* begin Items *
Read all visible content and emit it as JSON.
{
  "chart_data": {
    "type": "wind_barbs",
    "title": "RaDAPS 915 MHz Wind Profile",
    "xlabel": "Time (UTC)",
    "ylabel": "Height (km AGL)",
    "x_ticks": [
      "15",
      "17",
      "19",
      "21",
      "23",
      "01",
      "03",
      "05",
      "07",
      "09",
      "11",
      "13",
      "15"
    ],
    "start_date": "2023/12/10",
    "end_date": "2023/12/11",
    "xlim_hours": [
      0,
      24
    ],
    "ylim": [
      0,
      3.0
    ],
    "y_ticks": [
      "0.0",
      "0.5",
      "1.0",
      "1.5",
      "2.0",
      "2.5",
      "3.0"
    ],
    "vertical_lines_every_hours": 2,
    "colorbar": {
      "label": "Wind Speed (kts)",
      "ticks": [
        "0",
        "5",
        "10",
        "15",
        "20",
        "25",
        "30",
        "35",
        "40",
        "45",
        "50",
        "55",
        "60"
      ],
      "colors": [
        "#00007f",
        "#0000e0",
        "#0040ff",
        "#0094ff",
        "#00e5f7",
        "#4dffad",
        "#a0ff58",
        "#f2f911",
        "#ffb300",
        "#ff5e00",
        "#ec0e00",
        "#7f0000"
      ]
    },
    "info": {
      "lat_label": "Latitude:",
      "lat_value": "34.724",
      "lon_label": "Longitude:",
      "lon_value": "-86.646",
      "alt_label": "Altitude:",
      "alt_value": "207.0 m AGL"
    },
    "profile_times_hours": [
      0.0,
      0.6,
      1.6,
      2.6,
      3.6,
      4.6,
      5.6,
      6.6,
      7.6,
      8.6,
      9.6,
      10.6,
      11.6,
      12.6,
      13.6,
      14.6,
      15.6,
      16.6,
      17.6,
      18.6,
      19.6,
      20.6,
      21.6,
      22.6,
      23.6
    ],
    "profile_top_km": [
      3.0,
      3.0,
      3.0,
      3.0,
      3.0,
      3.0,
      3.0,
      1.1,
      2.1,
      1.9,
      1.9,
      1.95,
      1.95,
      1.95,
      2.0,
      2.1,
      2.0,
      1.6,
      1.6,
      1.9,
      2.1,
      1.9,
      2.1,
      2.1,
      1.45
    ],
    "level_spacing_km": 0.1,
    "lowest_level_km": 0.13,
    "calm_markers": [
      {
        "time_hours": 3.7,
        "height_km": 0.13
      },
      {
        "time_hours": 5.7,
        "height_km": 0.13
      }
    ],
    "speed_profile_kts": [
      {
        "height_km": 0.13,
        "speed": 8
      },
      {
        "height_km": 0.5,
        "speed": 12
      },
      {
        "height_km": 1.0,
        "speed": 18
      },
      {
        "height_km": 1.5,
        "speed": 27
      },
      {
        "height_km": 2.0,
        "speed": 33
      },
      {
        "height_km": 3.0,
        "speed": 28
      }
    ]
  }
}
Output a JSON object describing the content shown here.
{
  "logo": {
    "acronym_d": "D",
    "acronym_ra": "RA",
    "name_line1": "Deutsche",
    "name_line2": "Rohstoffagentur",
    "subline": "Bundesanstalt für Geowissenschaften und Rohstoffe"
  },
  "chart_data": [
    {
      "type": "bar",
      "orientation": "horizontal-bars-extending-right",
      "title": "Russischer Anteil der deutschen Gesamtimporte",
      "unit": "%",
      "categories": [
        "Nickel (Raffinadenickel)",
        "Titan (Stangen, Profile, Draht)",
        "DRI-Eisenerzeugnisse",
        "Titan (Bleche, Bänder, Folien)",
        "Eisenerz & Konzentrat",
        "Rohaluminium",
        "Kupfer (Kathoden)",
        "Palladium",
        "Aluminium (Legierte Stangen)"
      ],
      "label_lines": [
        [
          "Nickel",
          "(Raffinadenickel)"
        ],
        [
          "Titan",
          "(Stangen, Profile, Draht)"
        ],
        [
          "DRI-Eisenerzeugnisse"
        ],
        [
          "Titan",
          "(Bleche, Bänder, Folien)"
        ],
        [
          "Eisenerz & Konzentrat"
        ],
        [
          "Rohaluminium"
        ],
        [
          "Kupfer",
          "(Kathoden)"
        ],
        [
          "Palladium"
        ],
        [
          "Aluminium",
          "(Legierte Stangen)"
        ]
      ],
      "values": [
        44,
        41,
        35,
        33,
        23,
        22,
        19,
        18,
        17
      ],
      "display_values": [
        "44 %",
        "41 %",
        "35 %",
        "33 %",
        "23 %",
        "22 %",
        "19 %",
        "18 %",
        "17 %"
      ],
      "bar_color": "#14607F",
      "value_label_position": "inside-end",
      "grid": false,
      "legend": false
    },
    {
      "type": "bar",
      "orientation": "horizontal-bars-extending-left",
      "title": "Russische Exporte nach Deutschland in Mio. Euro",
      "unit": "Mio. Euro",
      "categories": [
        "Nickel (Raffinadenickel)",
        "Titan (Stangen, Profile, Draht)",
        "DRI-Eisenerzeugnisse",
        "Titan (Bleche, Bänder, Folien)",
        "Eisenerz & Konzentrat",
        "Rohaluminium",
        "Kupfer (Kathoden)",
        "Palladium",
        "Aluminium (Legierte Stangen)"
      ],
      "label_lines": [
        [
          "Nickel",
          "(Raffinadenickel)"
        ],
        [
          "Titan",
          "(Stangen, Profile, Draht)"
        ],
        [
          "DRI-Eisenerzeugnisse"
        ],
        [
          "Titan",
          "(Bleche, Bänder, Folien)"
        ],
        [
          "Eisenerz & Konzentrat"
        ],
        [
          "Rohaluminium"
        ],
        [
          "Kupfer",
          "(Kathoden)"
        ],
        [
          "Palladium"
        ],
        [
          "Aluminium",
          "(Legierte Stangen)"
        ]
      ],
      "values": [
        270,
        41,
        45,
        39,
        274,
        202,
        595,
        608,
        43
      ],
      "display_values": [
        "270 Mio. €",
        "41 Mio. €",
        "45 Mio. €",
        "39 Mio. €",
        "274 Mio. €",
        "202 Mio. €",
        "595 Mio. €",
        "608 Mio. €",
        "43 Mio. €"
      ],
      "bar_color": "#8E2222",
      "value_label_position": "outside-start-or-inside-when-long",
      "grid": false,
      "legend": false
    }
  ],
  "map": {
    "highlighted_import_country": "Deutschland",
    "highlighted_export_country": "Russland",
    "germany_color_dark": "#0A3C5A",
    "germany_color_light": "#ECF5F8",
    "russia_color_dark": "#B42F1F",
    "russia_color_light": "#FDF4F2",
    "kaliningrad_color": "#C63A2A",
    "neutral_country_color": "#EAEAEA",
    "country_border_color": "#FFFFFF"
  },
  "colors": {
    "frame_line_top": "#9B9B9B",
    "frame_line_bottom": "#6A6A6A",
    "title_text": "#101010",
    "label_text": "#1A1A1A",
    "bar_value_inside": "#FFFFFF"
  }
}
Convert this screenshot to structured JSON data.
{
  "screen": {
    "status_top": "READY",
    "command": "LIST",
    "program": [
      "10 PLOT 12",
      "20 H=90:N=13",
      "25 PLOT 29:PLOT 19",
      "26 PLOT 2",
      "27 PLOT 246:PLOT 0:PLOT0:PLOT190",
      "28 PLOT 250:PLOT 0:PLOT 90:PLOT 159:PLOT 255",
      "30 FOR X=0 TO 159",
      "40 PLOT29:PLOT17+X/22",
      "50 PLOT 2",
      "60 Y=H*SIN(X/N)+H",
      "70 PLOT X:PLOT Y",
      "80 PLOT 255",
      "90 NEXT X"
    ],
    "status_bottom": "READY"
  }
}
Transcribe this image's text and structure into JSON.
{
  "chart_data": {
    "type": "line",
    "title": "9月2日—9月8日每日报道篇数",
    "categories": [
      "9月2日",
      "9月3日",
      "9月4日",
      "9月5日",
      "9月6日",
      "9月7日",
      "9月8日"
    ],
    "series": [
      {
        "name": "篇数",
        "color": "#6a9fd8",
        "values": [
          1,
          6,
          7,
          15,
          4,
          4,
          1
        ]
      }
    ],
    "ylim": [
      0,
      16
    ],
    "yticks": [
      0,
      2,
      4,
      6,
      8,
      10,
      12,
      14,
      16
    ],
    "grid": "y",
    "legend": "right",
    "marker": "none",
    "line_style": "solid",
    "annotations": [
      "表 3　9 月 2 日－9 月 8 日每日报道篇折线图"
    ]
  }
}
* end Items *
Repeat word for word each line from the one with "Transcribe this image's" to the end of the records above, inclusive.

> **The response**:
Transcribe this image's text and structure into JSON.
{
  "chart_data": {
    "type": "line",
    "title": "9月2日—9月8日每日报道篇数",
    "categories": [
      "9月2日",
      "9月3日",
      "9月4日",
      "9月5日",
      "9月6日",
      "9月7日",
      "9月8日"
    ],
    "series": [
      {
        "name": "篇数",
        "color": "#6a9fd8",
        "values": [
          1,
          6,
          7,
          15,
          4,
          4,
          1
        ]
      }
    ],
    "ylim": [
      0,
      16
    ],
    "yticks": [
      0,
      2,
      4,
      6,
      8,
      10,
      12,
      14,
      16
    ],
    "grid": "y",
    "legend": "right",
    "marker": "none",
    "line_style": "solid",
    "annotations": [
      "表 3　9 月 2 日－9 月 8 日每日报道篇折线图"
    ]
  }
}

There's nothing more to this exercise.